Given instruction —
Copy out each line below exactly as it appears.

Extracted records:
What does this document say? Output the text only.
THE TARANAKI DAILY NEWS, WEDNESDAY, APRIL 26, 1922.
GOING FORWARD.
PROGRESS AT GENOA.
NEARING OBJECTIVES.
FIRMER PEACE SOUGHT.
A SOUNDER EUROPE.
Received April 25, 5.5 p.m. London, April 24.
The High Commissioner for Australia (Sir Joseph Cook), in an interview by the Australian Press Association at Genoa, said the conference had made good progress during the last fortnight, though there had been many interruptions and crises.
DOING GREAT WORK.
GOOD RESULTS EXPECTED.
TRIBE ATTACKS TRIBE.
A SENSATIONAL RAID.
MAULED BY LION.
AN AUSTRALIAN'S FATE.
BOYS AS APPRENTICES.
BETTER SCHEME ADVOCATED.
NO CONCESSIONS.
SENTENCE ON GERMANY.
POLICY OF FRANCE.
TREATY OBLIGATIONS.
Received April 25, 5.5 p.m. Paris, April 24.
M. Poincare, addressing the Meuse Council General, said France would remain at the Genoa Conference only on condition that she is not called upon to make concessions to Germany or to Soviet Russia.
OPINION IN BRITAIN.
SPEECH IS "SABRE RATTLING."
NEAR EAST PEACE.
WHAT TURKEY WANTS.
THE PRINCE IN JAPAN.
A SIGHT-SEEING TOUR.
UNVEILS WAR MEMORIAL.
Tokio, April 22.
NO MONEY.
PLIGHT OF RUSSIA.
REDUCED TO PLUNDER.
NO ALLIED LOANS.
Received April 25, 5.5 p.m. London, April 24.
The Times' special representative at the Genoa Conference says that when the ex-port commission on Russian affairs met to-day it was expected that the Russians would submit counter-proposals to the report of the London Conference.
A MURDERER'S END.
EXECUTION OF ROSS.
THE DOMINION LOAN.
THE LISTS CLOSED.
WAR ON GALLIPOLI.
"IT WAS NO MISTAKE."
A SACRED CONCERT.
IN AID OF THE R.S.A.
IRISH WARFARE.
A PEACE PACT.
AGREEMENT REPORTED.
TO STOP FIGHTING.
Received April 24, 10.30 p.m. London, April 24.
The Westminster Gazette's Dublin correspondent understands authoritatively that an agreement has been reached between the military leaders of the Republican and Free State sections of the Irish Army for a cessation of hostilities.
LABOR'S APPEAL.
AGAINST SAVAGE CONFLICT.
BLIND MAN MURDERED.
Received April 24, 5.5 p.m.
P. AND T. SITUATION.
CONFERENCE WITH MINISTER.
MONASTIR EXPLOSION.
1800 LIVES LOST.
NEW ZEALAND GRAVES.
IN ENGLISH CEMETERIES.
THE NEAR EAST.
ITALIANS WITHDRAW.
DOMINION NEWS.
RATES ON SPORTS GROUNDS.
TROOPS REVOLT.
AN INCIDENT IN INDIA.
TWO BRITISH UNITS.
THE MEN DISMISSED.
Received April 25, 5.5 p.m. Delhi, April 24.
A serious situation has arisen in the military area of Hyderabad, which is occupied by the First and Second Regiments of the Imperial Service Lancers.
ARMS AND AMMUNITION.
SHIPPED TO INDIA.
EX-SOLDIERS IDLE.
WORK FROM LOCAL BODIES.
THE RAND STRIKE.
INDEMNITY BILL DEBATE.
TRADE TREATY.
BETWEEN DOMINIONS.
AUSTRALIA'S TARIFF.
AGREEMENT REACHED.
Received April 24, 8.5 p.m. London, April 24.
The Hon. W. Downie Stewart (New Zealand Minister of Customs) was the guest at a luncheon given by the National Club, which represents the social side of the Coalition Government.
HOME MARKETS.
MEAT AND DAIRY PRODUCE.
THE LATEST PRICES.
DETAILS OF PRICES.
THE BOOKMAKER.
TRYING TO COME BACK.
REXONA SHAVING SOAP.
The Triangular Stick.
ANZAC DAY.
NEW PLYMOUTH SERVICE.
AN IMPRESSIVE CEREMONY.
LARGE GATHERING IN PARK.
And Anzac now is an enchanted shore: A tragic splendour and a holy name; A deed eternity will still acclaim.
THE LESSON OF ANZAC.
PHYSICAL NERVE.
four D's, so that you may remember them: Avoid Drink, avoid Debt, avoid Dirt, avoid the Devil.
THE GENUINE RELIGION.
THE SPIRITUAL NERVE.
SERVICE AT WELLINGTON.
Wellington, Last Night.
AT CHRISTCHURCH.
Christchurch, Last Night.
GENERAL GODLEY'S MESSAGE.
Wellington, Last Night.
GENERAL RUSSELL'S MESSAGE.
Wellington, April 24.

Task solution —
What does this document say? Output the text only.
THE TARANAKI DAILY NEWS, WEDNESDAY, APRIL 26, 1922.
GOING FORWARD.
PROGRESS AT GENOA.
NEARING OBJECTIVES.
FIRMER PEACE SOUGHT.
A SOUNDER EUROPE.
Received April 25, 5.5 p.m. London, April 24.
The High Commissioner for Australia (Sir Joseph Cook), in an interview by the Australian Press Association at Genoa, said the conference had made good progress during the last fortnight, though there had been many interruptions and crises.
DOING GREAT WORK.
GOOD RESULTS EXPECTED.
TRIBE ATTACKS TRIBE.
A SENSATIONAL RAID.
MAULED BY LION.
AN AUSTRALIAN'S FATE.
BOYS AS APPRENTICES.
BETTER SCHEME ADVOCATED.
NO CONCESSIONS.
SENTENCE ON GERMANY.
POLICY OF FRANCE.
TREATY OBLIGATIONS.
Received April 25, 5.5 p.m. Paris, April 24.
M. Poincare, addressing the Meuse Council General, said France would remain at the Genoa Conference only on condition that she is not called upon to make concessions to Germany or to Soviet Russia.
OPINION IN BRITAIN.
SPEECH IS "SABRE RATTLING."
NEAR EAST PEACE.
WHAT TURKEY WANTS.
THE PRINCE IN JAPAN.
A SIGHT-SEEING TOUR.
UNVEILS WAR MEMORIAL.
Tokio, April 22.
NO MONEY.
PLIGHT OF RUSSIA.
REDUCED TO PLUNDER.
NO ALLIED LOANS.
Received April 25, 5.5 p.m. London, April 24.
The Times' special representative at the Genoa Conference says that when the ex-port commission on Russian affairs met to-day it was expected that the Russians would submit counter-proposals to the report of the London Conference.
A MURDERER'S END.
EXECUTION OF ROSS.
THE DOMINION LOAN.
THE LISTS CLOSED.
WAR ON GALLIPOLI.
"IT WAS NO MISTAKE."
A SACRED CONCERT.
IN AID OF THE R.S.A.
IRISH WARFARE.
A PEACE PACT.
AGREEMENT REPORTED.
TO STOP FIGHTING.
Received April 24, 10.30 p.m. London, April 24.
The Westminster Gazette's Dublin correspondent understands authoritatively that an agreement has been reached between the military leaders of the Republican and Free State sections of the Irish Army for a cessation of hostilities.
LABOR'S APPEAL.
AGAINST SAVAGE CONFLICT.
BLIND MAN MURDERED.
Received April 24, 5.5 p.m.
P. AND T. SITUATION.
CONFERENCE WITH MINISTER.
MONASTIR EXPLOSION.
1800 LIVES LOST.
NEW ZEALAND GRAVES.
IN ENGLISH CEMETERIES.
THE NEAR EAST.
ITALIANS WITHDRAW.
DOMINION NEWS.
RATES ON SPORTS GROUNDS.
TROOPS REVOLT.
AN INCIDENT IN INDIA.
TWO BRITISH UNITS.
THE MEN DISMISSED.
Received April 25, 5.5 p.m. Delhi, April 24.
A serious situation has arisen in the military area of Hyderabad, which is occupied by the First and Second Regiments of the Imperial Service Lancers.
ARMS AND AMMUNITION.
SHIPPED TO INDIA.
EX-SOLDIERS IDLE.
WORK FROM LOCAL BODIES.
THE RAND STRIKE.
INDEMNITY BILL DEBATE.
TRADE TREATY.
BETWEEN DOMINIONS.
AUSTRALIA'S TARIFF.
AGREEMENT REACHED.
Received April 24, 8.5 p.m. London, April 24.
The Hon. W. Downie Stewart (New Zealand Minister of Customs) was the guest at a luncheon given by the National Club, which represents the social side of the Coalition Government.
HOME MARKETS.
MEAT AND DAIRY PRODUCE.
THE LATEST PRICES.
DETAILS OF PRICES.
THE BOOKMAKER.
TRYING TO COME BACK.
REXONA SHAVING SOAP.
The Triangular Stick.
ANZAC DAY.
NEW PLYMOUTH SERVICE.
AN IMPRESSIVE CEREMONY.
LARGE GATHERING IN PARK.
And Anzac now is an enchanted shore: A tragic splendour and a holy name; A deed eternity will still acclaim.
THE LESSON OF ANZAC.
PHYSICAL NERVE.
four D's, so that you may remember them: Avoid Drink, avoid Debt, avoid Dirt, avoid the Devil.
THE GENUINE RELIGION.
THE SPIRITUAL NERVE.
SERVICE AT WELLINGTON.
Wellington, Last Night.
AT CHRISTCHURCH.
Christchurch, Last Night.
GENERAL GODLEY'S MESSAGE.
Wellington, Last Night.
GENERAL RUSSELL'S MESSAGE.
Wellington, April 24.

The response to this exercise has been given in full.